» Written exercise:
Copy the records below exactly as they appear.

::::::::::

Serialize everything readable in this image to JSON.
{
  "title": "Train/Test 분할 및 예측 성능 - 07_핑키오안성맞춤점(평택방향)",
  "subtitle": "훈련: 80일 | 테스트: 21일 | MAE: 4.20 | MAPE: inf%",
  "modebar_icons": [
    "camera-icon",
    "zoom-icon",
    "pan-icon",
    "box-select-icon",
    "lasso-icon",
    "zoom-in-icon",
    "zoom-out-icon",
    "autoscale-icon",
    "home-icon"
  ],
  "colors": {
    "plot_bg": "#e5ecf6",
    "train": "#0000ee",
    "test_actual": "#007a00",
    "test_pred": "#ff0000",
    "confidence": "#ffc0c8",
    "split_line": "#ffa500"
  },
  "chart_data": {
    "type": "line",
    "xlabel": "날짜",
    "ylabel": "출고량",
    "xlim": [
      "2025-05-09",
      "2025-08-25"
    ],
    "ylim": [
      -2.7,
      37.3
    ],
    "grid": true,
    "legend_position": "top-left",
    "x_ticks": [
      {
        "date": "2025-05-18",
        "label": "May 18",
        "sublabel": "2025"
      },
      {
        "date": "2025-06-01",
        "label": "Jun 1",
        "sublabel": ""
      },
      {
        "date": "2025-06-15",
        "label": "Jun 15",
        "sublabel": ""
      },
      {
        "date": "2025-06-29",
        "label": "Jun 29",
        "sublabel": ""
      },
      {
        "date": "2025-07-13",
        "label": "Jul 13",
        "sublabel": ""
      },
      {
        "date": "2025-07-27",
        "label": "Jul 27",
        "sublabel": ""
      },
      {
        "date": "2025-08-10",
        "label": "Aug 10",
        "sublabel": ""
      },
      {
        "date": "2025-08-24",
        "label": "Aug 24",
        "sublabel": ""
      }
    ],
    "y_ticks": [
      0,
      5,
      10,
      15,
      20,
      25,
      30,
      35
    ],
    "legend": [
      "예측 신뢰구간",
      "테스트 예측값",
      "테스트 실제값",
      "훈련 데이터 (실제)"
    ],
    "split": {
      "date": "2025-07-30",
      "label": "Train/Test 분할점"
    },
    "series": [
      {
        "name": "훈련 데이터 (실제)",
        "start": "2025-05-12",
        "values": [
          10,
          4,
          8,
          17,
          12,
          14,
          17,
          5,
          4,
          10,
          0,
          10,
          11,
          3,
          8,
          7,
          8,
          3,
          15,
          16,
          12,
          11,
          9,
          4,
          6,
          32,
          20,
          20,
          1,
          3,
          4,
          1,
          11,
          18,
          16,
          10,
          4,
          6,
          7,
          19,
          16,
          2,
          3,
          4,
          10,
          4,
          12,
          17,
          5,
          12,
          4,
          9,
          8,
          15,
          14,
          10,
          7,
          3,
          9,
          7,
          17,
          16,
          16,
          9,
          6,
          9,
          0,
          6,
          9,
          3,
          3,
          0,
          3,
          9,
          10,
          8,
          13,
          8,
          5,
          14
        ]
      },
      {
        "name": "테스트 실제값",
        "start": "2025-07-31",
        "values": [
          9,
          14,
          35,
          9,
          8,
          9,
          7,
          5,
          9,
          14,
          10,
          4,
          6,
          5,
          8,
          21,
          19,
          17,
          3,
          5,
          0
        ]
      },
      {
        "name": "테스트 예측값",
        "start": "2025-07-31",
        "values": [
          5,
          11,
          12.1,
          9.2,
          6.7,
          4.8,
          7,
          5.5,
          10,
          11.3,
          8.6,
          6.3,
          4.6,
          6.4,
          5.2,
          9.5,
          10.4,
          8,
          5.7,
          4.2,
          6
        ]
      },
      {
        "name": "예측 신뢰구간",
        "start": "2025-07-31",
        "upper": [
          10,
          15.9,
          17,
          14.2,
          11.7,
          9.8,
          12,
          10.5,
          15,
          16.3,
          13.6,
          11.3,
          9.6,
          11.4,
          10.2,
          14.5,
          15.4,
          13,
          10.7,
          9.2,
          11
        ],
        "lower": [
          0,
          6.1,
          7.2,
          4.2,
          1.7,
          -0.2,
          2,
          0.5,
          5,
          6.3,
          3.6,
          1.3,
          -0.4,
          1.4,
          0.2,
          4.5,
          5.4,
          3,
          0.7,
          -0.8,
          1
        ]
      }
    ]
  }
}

::::::::::

» Full answer:
Serialize everything readable in this image to JSON.
{
  "title": "Train/Test 분할 및 예측 성능 - 07_핑키오안성맞춤점(평택방향)",
  "subtitle": "훈련: 80일 | 테스트: 21일 | MAE: 4.20 | MAPE: inf%",
  "modebar_icons": [
    "camera-icon",
    "zoom-icon",
    "pan-icon",
    "box-select-icon",
    "lasso-icon",
    "zoom-in-icon",
    "zoom-out-icon",
    "autoscale-icon",
    "home-icon"
  ],
  "colors": {
    "plot_bg": "#e5ecf6",
    "train": "#0000ee",
    "test_actual": "#007a00",
    "test_pred": "#ff0000",
    "confidence": "#ffc0c8",
    "split_line": "#ffa500"
  },
  "chart_data": {
    "type": "line",
    "xlabel": "날짜",
    "ylabel": "출고량",
    "xlim": [
      "2025-05-09",
      "2025-08-25"
    ],
    "ylim": [
      -2.7,
      37.3
    ],
    "grid": true,
    "legend_position": "top-left",
    "x_ticks": [
      {
        "date": "2025-05-18",
        "label": "May 18",
        "sublabel": "2025"
      },
      {
        "date": "2025-06-01",
        "label": "Jun 1",
        "sublabel": ""
      },
      {
        "date": "2025-06-15",
        "label": "Jun 15",
        "sublabel": ""
      },
      {
        "date": "2025-06-29",
        "label": "Jun 29",
        "sublabel": ""
      },
      {
        "date": "2025-07-13",
        "label": "Jul 13",
        "sublabel": ""
      },
      {
        "date": "2025-07-27",
        "label": "Jul 27",
        "sublabel": ""
      },
      {
        "date": "2025-08-10",
        "label": "Aug 10",
        "sublabel": ""
      },
      {
        "date": "2025-08-24",
        "label": "Aug 24",
        "sublabel": ""
      }
    ],
    "y_ticks": [
      0,
      5,
      10,
      15,
      20,
      25,
      30,
      35
    ],
    "legend": [
      "예측 신뢰구간",
      "테스트 예측값",
      "테스트 실제값",
      "훈련 데이터 (실제)"
    ],
    "split": {
      "date": "2025-07-30",
      "label": "Train/Test 분할점"
    },
    "series": [
      {
        "name": "훈련 데이터 (실제)",
        "start": "2025-05-12",
        "values": [
          10,
          4,
          8,
          17,
          12,
          14,
          17,
          5,
          4,
          10,
          0,
          10,
          11,
          3,
          8,
          7,
          8,
          3,
          15,
          16,
          12,
          11,
          9,
          4,
          6,
          32,
          20,
          20,
          1,
          3,
          4,
          1,
          11,
          18,
          16,
          10,
          4,
          6,
          7,
          19,
          16,
          2,
          3,
          4,
          10,
          4,
          12,
          17,
          5,
          12,
          4,
          9,
          8,
          15,
          14,
          10,
          7,
          3,
          9,
          7,
          17,
          16,
          16,
          9,
          6,
          9,
          0,
          6,
          9,
          3,
          3,
          0,
          3,
          9,
          10,
          8,
          13,
          8,
          5,
          14
        ]
      },
      {
        "name": "테스트 실제값",
        "start": "2025-07-31",
        "values": [
          9,
          14,
          35,
          9,
          8,
          9,
          7,
          5,
          9,
          14,
          10,
          4,
          6,
          5,
          8,
          21,
          19,
          17,
          3,
          5,
          0
        ]
      },
      {
        "name": "테스트 예측값",
        "start": "2025-07-31",
        "values": [
          5,
          11,
          12.1,
          9.2,
          6.7,
          4.8,
          7,
          5.5,
          10,
          11.3,
          8.6,
          6.3,
          4.6,
          6.4,
          5.2,
          9.5,
          10.4,
          8,
          5.7,
          4.2,
          6
        ]
      },
      {
        "name": "예측 신뢰구간",
        "start": "2025-07-31",
        "upper": [
          10,
          15.9,
          17,
          14.2,
          11.7,
          9.8,
          12,
          10.5,
          15,
          16.3,
          13.6,
          11.3,
          9.6,
          11.4,
          10.2,
          14.5,
          15.4,
          13,
          10.7,
          9.2,
          11
        ],
        "lower": [
          0,
          6.1,
          7.2,
          4.2,
          1.7,
          -0.2,
          2,
          0.5,
          5,
          6.3,
          3.6,
          1.3,
          -0.4,
          1.4,
          0.2,
          4.5,
          5.4,
          3,
          0.7,
          -0.8,
          1
        ]
      }
    ]
  }
}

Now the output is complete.